- **Aim of the exercise**
Go through the entries one line at a time, and gather every line that has the word "category".

- **Records that describe figures**
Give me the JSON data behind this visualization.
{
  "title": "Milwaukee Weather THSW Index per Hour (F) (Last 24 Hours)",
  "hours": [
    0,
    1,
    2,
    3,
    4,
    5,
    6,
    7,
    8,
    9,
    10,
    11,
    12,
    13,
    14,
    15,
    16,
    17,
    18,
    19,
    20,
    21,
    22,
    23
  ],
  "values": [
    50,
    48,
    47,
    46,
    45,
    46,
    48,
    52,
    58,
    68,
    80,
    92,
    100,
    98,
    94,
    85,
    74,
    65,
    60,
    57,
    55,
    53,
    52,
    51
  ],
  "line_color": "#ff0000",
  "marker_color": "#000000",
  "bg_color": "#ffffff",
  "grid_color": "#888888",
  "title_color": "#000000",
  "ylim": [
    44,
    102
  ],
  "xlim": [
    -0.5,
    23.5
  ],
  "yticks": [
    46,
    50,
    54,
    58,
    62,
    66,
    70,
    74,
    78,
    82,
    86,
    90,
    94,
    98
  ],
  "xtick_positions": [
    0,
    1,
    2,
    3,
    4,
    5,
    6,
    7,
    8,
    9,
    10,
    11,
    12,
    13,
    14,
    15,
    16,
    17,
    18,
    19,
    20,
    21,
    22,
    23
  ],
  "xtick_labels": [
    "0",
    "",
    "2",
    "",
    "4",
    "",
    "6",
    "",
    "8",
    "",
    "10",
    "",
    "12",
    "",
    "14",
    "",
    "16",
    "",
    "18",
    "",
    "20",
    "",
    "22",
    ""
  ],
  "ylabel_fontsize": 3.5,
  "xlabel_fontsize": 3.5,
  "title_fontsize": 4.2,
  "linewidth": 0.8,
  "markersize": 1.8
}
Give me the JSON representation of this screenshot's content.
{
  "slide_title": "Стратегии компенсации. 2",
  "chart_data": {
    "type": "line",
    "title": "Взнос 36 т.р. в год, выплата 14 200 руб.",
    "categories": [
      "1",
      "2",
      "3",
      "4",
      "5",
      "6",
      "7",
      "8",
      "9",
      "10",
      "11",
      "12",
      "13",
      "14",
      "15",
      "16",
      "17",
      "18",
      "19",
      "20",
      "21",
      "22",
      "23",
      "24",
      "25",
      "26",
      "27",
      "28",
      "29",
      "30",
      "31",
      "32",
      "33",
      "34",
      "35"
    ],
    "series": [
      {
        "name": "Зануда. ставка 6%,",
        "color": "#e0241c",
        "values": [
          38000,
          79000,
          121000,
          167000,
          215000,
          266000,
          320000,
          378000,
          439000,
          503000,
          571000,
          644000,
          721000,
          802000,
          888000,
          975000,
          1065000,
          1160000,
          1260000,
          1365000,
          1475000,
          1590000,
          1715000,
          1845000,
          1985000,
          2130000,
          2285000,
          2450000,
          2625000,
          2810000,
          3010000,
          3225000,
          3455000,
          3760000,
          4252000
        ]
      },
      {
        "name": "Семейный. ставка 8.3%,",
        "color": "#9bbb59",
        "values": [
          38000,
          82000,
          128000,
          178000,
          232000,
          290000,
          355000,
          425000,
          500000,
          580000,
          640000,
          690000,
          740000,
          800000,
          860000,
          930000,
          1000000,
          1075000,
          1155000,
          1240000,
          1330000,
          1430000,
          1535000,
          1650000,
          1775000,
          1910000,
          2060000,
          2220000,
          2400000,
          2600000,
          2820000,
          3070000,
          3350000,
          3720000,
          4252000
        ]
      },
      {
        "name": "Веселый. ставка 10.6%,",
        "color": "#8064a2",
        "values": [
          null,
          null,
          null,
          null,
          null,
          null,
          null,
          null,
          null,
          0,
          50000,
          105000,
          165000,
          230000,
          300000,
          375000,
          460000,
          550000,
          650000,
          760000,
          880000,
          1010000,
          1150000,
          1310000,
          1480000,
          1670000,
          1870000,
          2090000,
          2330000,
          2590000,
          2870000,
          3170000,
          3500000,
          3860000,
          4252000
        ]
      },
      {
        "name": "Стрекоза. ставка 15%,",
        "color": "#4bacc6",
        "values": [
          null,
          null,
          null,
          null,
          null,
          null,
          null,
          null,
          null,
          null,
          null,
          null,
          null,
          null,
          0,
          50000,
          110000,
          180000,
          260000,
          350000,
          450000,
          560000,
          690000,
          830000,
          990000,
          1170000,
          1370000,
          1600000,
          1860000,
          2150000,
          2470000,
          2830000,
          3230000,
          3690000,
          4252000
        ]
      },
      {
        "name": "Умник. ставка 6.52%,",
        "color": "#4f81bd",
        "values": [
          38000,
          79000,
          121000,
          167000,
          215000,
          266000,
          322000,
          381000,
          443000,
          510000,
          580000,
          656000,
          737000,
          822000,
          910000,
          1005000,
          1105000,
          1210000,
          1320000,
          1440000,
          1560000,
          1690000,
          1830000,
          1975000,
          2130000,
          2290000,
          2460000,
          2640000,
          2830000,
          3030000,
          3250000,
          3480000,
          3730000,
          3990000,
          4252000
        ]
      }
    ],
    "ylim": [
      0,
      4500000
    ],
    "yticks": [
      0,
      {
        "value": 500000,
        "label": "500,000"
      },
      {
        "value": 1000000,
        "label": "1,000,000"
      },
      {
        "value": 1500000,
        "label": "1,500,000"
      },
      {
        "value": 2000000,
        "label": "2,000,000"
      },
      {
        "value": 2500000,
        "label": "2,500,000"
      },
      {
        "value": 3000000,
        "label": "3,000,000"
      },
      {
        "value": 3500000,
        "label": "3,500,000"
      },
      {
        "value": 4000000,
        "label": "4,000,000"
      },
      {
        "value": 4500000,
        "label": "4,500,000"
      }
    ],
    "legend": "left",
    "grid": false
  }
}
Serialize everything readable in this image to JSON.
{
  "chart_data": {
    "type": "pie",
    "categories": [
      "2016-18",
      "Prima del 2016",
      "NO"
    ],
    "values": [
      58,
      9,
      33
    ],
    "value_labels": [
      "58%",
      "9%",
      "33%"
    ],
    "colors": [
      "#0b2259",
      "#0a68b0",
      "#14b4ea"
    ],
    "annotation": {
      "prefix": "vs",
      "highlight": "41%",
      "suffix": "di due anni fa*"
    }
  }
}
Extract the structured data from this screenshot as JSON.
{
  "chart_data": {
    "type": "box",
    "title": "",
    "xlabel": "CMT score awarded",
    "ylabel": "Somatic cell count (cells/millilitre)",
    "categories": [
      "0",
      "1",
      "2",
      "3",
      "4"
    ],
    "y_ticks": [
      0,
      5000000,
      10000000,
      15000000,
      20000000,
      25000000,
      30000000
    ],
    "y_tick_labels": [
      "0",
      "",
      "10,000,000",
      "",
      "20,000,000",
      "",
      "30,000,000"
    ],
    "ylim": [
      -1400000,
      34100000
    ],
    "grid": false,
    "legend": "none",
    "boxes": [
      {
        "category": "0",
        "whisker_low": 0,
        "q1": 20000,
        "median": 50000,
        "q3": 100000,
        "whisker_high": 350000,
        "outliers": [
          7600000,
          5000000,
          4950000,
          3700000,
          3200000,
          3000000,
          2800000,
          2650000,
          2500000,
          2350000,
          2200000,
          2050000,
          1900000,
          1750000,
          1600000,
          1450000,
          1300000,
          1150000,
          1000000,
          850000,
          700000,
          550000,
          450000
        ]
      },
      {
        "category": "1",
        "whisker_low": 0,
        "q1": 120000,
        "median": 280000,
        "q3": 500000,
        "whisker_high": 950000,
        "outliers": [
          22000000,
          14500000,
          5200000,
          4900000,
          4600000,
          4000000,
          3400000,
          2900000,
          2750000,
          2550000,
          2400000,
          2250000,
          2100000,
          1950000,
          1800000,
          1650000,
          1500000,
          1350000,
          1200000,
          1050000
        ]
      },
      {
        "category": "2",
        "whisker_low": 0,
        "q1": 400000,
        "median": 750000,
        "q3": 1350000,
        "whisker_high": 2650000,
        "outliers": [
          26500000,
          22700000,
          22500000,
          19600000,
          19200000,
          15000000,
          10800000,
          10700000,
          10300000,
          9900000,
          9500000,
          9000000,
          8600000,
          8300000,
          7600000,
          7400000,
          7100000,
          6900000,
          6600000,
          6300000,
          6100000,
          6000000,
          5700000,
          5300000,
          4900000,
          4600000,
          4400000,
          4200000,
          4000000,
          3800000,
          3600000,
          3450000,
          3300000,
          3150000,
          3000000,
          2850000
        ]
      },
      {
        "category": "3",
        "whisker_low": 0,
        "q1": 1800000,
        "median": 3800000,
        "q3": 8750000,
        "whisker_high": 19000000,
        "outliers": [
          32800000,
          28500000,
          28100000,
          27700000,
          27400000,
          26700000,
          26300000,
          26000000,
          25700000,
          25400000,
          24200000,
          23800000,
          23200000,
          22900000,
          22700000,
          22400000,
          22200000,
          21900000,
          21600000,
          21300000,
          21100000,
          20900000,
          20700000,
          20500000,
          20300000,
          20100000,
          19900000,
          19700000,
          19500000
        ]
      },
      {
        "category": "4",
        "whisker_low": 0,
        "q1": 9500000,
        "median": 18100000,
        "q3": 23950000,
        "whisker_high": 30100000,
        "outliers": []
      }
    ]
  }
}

- **Result of the task**
        "category": "0",
        "category": "1",
        "category": "2",
        "category": "3",
        "category": "4",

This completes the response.